■ What the task asks: Determine how many lines of the records include "plain", and answer with the number alone.

##### Given records #####

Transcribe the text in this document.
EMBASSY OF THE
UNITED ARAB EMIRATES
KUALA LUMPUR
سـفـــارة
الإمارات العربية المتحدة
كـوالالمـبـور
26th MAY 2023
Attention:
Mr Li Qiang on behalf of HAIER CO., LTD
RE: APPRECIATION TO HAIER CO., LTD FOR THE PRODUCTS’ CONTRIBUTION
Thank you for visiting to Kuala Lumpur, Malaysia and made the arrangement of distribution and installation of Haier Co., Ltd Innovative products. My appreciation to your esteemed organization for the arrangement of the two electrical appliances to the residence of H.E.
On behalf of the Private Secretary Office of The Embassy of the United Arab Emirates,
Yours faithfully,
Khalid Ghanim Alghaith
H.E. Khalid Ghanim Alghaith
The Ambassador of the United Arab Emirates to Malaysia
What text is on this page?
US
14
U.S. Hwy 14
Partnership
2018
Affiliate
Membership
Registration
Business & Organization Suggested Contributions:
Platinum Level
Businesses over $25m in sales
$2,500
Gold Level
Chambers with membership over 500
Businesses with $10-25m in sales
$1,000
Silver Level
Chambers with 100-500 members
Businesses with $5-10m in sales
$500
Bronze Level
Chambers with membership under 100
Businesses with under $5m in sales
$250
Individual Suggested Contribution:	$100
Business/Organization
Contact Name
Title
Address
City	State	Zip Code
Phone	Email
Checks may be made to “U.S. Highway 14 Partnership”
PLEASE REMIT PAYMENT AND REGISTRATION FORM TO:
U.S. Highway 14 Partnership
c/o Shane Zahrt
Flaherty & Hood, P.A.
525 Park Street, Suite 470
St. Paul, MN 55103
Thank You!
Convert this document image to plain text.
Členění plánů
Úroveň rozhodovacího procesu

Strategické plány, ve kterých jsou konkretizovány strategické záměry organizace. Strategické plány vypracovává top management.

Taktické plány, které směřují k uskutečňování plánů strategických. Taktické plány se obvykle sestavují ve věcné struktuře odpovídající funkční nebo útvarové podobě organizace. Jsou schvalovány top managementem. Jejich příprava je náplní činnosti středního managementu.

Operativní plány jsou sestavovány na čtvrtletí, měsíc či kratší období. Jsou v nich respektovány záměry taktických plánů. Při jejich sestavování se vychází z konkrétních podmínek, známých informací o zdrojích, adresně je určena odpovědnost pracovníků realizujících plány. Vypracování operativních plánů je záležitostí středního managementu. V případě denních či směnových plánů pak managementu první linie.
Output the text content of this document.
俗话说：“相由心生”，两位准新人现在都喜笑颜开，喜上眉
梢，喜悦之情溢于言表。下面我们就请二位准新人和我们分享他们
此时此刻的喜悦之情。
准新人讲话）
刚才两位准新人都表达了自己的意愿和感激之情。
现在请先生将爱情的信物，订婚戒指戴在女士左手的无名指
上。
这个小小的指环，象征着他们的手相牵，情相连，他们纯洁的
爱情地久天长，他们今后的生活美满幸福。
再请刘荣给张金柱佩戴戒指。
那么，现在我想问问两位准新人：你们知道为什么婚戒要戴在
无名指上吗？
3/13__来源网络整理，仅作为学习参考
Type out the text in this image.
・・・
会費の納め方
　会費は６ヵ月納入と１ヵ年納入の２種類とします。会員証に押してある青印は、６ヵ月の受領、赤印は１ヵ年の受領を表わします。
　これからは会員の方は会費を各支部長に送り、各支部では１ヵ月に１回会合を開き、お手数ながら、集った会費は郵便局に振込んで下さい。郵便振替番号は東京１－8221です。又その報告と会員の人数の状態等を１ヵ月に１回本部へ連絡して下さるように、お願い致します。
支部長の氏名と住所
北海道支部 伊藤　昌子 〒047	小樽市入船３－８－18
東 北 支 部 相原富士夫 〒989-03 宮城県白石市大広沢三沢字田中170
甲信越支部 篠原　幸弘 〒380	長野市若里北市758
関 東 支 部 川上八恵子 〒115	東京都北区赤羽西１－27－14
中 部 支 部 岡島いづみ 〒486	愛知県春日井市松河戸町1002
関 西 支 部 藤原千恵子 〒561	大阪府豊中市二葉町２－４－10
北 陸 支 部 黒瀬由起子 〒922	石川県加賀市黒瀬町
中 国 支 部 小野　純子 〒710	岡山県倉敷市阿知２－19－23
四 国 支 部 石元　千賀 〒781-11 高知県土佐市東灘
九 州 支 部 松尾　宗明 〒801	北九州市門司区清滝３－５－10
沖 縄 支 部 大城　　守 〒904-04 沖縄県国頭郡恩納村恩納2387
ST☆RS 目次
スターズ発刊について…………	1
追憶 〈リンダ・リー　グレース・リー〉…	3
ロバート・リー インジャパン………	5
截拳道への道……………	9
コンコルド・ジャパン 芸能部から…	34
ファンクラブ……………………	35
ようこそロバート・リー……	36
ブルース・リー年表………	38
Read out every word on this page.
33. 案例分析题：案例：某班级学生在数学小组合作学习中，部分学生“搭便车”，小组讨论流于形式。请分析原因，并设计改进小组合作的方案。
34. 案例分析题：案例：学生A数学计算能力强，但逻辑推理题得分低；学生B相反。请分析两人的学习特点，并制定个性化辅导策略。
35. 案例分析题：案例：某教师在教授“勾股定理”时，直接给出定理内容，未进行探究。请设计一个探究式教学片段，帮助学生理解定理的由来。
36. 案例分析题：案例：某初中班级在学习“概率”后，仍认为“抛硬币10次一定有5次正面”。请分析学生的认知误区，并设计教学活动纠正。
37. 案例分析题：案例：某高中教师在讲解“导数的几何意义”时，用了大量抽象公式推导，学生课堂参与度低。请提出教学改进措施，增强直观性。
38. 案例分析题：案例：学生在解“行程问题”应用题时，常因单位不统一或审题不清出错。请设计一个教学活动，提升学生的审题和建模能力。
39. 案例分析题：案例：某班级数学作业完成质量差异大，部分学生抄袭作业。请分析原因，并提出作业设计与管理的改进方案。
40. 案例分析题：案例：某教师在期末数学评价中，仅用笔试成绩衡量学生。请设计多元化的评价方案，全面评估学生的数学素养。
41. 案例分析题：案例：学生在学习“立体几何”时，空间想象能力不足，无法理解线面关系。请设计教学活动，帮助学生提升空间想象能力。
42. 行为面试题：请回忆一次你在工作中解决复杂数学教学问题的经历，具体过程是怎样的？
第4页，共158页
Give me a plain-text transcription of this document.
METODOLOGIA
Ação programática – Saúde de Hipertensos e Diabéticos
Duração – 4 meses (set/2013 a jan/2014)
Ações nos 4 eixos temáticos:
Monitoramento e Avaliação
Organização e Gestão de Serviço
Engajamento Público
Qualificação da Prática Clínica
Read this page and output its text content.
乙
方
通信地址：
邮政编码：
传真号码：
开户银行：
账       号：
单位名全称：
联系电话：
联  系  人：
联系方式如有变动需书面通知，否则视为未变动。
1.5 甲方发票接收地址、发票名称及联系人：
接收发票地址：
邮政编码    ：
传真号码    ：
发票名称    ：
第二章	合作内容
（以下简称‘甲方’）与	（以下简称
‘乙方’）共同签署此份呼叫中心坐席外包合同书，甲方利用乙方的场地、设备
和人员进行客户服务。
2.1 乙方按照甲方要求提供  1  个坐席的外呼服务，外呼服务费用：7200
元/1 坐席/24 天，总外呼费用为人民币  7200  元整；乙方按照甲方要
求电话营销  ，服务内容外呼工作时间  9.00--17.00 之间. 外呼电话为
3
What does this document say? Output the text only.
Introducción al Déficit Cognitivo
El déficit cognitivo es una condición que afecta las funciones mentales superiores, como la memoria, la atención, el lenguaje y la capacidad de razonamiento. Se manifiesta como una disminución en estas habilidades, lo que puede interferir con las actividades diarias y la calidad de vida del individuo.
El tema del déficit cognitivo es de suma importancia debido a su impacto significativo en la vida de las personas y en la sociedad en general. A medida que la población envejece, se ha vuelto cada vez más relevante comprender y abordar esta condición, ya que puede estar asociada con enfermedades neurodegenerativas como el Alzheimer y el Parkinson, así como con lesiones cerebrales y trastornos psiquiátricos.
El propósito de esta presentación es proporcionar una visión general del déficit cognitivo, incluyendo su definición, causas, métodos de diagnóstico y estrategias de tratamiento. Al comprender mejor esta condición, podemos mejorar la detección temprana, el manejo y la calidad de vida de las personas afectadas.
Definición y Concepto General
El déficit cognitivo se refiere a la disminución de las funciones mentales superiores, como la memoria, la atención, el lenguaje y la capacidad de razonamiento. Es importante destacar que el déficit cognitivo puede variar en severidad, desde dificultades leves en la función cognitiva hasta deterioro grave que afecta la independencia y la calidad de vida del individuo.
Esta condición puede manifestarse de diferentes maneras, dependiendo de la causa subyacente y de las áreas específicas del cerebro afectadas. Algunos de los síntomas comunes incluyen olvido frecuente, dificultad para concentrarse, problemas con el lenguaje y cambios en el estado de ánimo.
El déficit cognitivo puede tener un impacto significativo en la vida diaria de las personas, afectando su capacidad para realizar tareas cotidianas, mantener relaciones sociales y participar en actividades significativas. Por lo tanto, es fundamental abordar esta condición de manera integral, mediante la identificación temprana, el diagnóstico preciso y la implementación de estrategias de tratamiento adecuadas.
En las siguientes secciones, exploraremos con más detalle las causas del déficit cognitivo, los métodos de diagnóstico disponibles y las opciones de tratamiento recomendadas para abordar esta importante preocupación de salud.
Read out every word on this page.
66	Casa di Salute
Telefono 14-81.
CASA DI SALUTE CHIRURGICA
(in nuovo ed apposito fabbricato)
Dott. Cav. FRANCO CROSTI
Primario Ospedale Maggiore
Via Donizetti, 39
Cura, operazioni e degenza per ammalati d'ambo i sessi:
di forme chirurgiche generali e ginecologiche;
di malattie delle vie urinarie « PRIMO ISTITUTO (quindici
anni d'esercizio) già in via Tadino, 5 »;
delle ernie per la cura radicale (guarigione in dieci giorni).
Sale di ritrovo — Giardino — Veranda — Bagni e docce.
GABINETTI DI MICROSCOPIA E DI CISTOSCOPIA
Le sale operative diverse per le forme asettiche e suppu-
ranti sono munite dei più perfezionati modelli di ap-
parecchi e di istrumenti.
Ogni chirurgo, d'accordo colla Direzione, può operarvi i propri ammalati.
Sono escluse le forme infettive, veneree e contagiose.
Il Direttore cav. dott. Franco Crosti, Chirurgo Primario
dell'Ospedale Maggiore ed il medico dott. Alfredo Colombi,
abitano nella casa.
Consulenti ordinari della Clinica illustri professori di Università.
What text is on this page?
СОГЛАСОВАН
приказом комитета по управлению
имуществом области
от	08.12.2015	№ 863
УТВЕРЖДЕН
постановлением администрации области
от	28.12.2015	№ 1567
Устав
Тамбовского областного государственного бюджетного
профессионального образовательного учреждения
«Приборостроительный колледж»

#####

■ Expected answer: 2